▸ **Set problem**: Report how many lines contain "name". The answer is a single number.

▸ **Figure record extracts**:
▼

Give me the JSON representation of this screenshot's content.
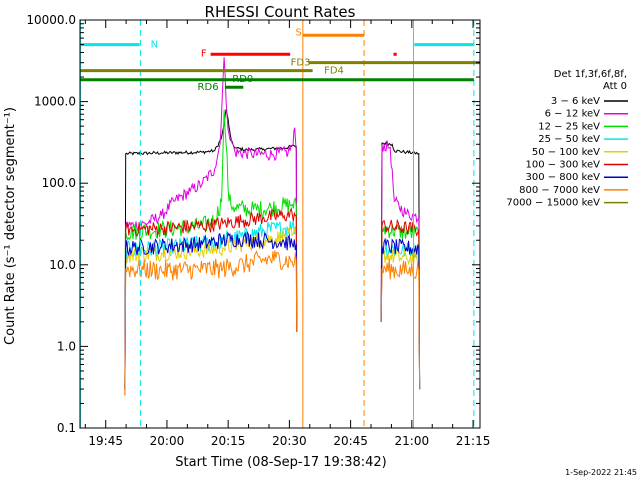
{
  "chart_data": {
    "type": "line",
    "title": "RHESSI Count Rates",
    "xlabel": "Start Time (08-Sep-17 19:38:42)",
    "ylabel": "Count Rate (s⁻¹ detector segment⁻¹)",
    "x_units": "minutes since 19:38:42",
    "xlim": [
      0,
      98
    ],
    "ylim": [
      0.1,
      10000
    ],
    "yscale": "log",
    "x_ticks": [
      {
        "t": 6.3,
        "label": "19:45"
      },
      {
        "t": 21.3,
        "label": "20:00"
      },
      {
        "t": 36.3,
        "label": "20:15"
      },
      {
        "t": 51.3,
        "label": "20:30"
      },
      {
        "t": 66.3,
        "label": "20:45"
      },
      {
        "t": 81.3,
        "label": "21:00"
      },
      {
        "t": 96.3,
        "label": "21:15"
      }
    ],
    "y_ticks": [
      {
        "v": 10000,
        "label": "10000.0"
      },
      {
        "v": 1000,
        "label": "1000.0"
      },
      {
        "v": 100,
        "label": "100.0"
      },
      {
        "v": 10,
        "label": "10.0"
      },
      {
        "v": 1,
        "label": "1.0"
      },
      {
        "v": 0.1,
        "label": "0.1"
      }
    ],
    "legend": {
      "position": "right",
      "header": [
        "Det 1f,3f,6f,8f,",
        "Att 0"
      ],
      "entries": [
        {
          "label": "3 − 6 keV",
          "color": "#000000"
        },
        {
          "label": "6 − 12 keV",
          "color": "#e000e0"
        },
        {
          "label": "12 − 25 keV",
          "color": "#00e000"
        },
        {
          "label": "25 − 50 keV",
          "color": "#00e8e8"
        },
        {
          "label": "50 − 100 keV",
          "color": "#e8d000"
        },
        {
          "label": "100 − 300 keV",
          "color": "#e00000"
        },
        {
          "label": "300 − 800 keV",
          "color": "#0000c8"
        },
        {
          "label": "800 − 7000 keV",
          "color": "#ff8000"
        },
        {
          "label": "7000 − 15000 keV",
          "color": "#808000"
        }
      ]
    },
    "series": [
      {
        "name": "3 - 6 keV",
        "color": "#000000",
        "segments": [
          [
            [
              11.0,
              0.3
            ],
            [
              11.2,
              230
            ],
            [
              20,
              235
            ],
            [
              30,
              240
            ],
            [
              33,
              250
            ],
            [
              34.6,
              350
            ],
            [
              35.2,
              500
            ],
            [
              35.8,
              800
            ],
            [
              36.3,
              600
            ],
            [
              37,
              330
            ],
            [
              38,
              270
            ],
            [
              41,
              255
            ],
            [
              45,
              262
            ],
            [
              50,
              270
            ],
            [
              52.6,
              285
            ],
            [
              53,
              280
            ],
            [
              53.1,
              2
            ]
          ],
          [
            [
              73.8,
              2.5
            ],
            [
              74,
              310
            ],
            [
              76.5,
              300
            ],
            [
              77,
              250
            ],
            [
              80,
              240
            ],
            [
              82,
              235
            ],
            [
              83,
              230
            ],
            [
              83.2,
              0.3
            ]
          ]
        ]
      },
      {
        "name": "6 - 12 keV",
        "color": "#e000e0",
        "segments": [
          [
            [
              11.0,
              0.25
            ],
            [
              11.2,
              30
            ],
            [
              16,
              32
            ],
            [
              20,
              40
            ],
            [
              23,
              60
            ],
            [
              27,
              80
            ],
            [
              30,
              100
            ],
            [
              33,
              150
            ],
            [
              34.3,
              300
            ],
            [
              35.3,
              3500
            ],
            [
              35.8,
              1000
            ],
            [
              36.5,
              400
            ],
            [
              38,
              240
            ],
            [
              42,
              230
            ],
            [
              47,
              225
            ],
            [
              51,
              240
            ],
            [
              52.2,
              300
            ],
            [
              52.6,
              480
            ],
            [
              53,
              240
            ],
            [
              53.1,
              1.5
            ]
          ],
          [
            [
              73.8,
              2
            ],
            [
              74,
              290
            ],
            [
              76,
              275
            ],
            [
              77,
              60
            ],
            [
              80,
              42
            ],
            [
              82,
              40
            ],
            [
              83,
              38
            ],
            [
              83.2,
              0.3
            ]
          ]
        ]
      },
      {
        "name": "12 - 25 keV",
        "color": "#00e000",
        "segments": [
          [
            [
              11.0,
              0.3
            ],
            [
              11.2,
              25
            ],
            [
              20,
              27
            ],
            [
              30,
              30
            ],
            [
              33,
              35
            ],
            [
              34.7,
              60
            ],
            [
              35.3,
              800
            ],
            [
              35.8,
              300
            ],
            [
              36.5,
              60
            ],
            [
              38,
              50
            ],
            [
              42,
              47
            ],
            [
              47,
              50
            ],
            [
              52,
              55
            ],
            [
              53,
              52
            ],
            [
              53.1,
              1.5
            ]
          ],
          [
            [
              73.8,
              2
            ],
            [
              74,
              28
            ],
            [
              80,
              25
            ],
            [
              83,
              24
            ],
            [
              83.2,
              0.3
            ]
          ]
        ]
      },
      {
        "name": "25 - 50 keV",
        "color": "#00e8e8",
        "segments": [
          [
            [
              11.0,
              0.3
            ],
            [
              11.2,
              15
            ],
            [
              20,
              16
            ],
            [
              30,
              18
            ],
            [
              35,
              20
            ],
            [
              40,
              22
            ],
            [
              45,
              26
            ],
            [
              50,
              28
            ],
            [
              52,
              30
            ],
            [
              53,
              28
            ],
            [
              53.1,
              1.5
            ]
          ],
          [
            [
              73.8,
              2
            ],
            [
              74,
              16
            ],
            [
              80,
              15
            ],
            [
              83,
              15
            ],
            [
              83.2,
              0.3
            ]
          ]
        ]
      },
      {
        "name": "50 - 100 keV",
        "color": "#e8d000",
        "segments": [
          [
            [
              11.0,
              0.3
            ],
            [
              11.2,
              13
            ],
            [
              20,
              14
            ],
            [
              30,
              15
            ],
            [
              35,
              16
            ],
            [
              40,
              18
            ],
            [
              45,
              20
            ],
            [
              50,
              22
            ],
            [
              52,
              23
            ],
            [
              53,
              22
            ],
            [
              53.1,
              1.5
            ]
          ],
          [
            [
              73.8,
              2
            ],
            [
              74,
              13
            ],
            [
              80,
              12
            ],
            [
              83,
              12
            ],
            [
              83.2,
              0.3
            ]
          ]
        ]
      },
      {
        "name": "100 - 300 keV",
        "color": "#e00000",
        "segments": [
          [
            [
              11.0,
              0.3
            ],
            [
              11.2,
              27
            ],
            [
              20,
              28
            ],
            [
              30,
              30
            ],
            [
              35,
              32
            ],
            [
              40,
              35
            ],
            [
              45,
              38
            ],
            [
              50,
              40
            ],
            [
              52,
              42
            ],
            [
              53,
              40
            ],
            [
              53.1,
              1.5
            ]
          ],
          [
            [
              73.8,
              2
            ],
            [
              74,
              30
            ],
            [
              80,
              28
            ],
            [
              83,
              27
            ],
            [
              83.2,
              0.3
            ]
          ]
        ]
      },
      {
        "name": "300 - 800 keV",
        "color": "#0000c8",
        "segments": [
          [
            [
              11.0,
              0.3
            ],
            [
              11.2,
              16
            ],
            [
              20,
              17
            ],
            [
              30,
              18
            ],
            [
              35,
              20
            ],
            [
              40,
              21
            ],
            [
              45,
              20
            ],
            [
              50,
              19
            ],
            [
              52,
              18
            ],
            [
              53,
              18
            ],
            [
              53.1,
              1.5
            ]
          ],
          [
            [
              73.8,
              2
            ],
            [
              74,
              17
            ],
            [
              80,
              16
            ],
            [
              83,
              16
            ],
            [
              83.2,
              0.3
            ]
          ]
        ]
      },
      {
        "name": "800 - 7000 keV",
        "color": "#ff8000",
        "segments": [
          [
            [
              11.0,
              0.25
            ],
            [
              11.2,
              9
            ],
            [
              20,
              8.5
            ],
            [
              30,
              8.8
            ],
            [
              35,
              9
            ],
            [
              40,
              10
            ],
            [
              45,
              11.5
            ],
            [
              48,
              12
            ],
            [
              52,
              11
            ],
            [
              53,
              11
            ],
            [
              53.1,
              1.5
            ]
          ],
          [
            [
              73.8,
              2
            ],
            [
              74,
              9
            ],
            [
              80,
              8.5
            ],
            [
              83,
              8.5
            ],
            [
              83.2,
              0.3
            ]
          ]
        ]
      }
    ],
    "noise": {
      "3 - 6 keV": 0.04,
      "6 - 12 keV": 0.15,
      "12 - 25 keV": 0.22,
      "25 - 50 keV": 0.22,
      "50 - 100 keV": 0.2,
      "100 - 300 keV": 0.18,
      "300 - 800 keV": 0.2,
      "800 - 7000 keV": 0.25
    },
    "vertical_lines": [
      {
        "t": 0.1,
        "color": "#00e8e8",
        "style": "solid"
      },
      {
        "t": 14.8,
        "color": "#00e8e8",
        "style": "dashed"
      },
      {
        "t": 54.6,
        "color": "#ff8000",
        "style": "solid"
      },
      {
        "t": 69.6,
        "color": "#ff8000",
        "style": "dashed"
      },
      {
        "t": 81.7,
        "color": "#00e8e8",
        "style": "solid"
      },
      {
        "t": 96.5,
        "color": "#00e8e8",
        "style": "dashed"
      }
    ],
    "interval_bars": [
      {
        "label": "N",
        "color": "#00e8e8",
        "t0": 0.1,
        "t1": 14.6,
        "y": 5000,
        "label_t": 17.3,
        "label_y": 5000
      },
      {
        "label": "N",
        "color": "#00e8e8",
        "t0": 81.9,
        "t1": 96.5,
        "y": 5000,
        "label_t": null,
        "label_y": null
      },
      {
        "label": "S",
        "color": "#ff8000",
        "t0": 54.6,
        "t1": 69.6,
        "y": 6500,
        "label_t": 52.8,
        "label_y": 7000
      },
      {
        "label": "F",
        "color": "#ff0000",
        "t0": 32.0,
        "t1": 51.5,
        "y": 3800,
        "label_t": 29.6,
        "label_y": 3900
      },
      {
        "label": "",
        "color": "#ff0000",
        "t0": 76.8,
        "t1": 77.6,
        "y": 3800,
        "label_t": null,
        "label_y": null
      },
      {
        "label": "FD3",
        "color": "#808000",
        "t0": 56.0,
        "t1": 98.0,
        "y": 3000,
        "label_t": 51.6,
        "label_y": 3000
      },
      {
        "label": "FD4",
        "color": "#808000",
        "t0": 0.1,
        "t1": 57.0,
        "y": 2400,
        "label_t": 59.8,
        "label_y": 2400
      },
      {
        "label": "RD0",
        "color": "#008000",
        "t0": 0.1,
        "t1": 96.5,
        "y": 1850,
        "label_t": 37.3,
        "label_y": 1900
      },
      {
        "label": "RD6",
        "color": "#008000",
        "t0": 35.5,
        "t1": 40.0,
        "y": 1500,
        "label_t": 28.8,
        "label_y": 1500
      }
    ],
    "footer_timestamp": "1-Sep-2022 21:45"
  }
}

▲

▸ **Final answer**: 8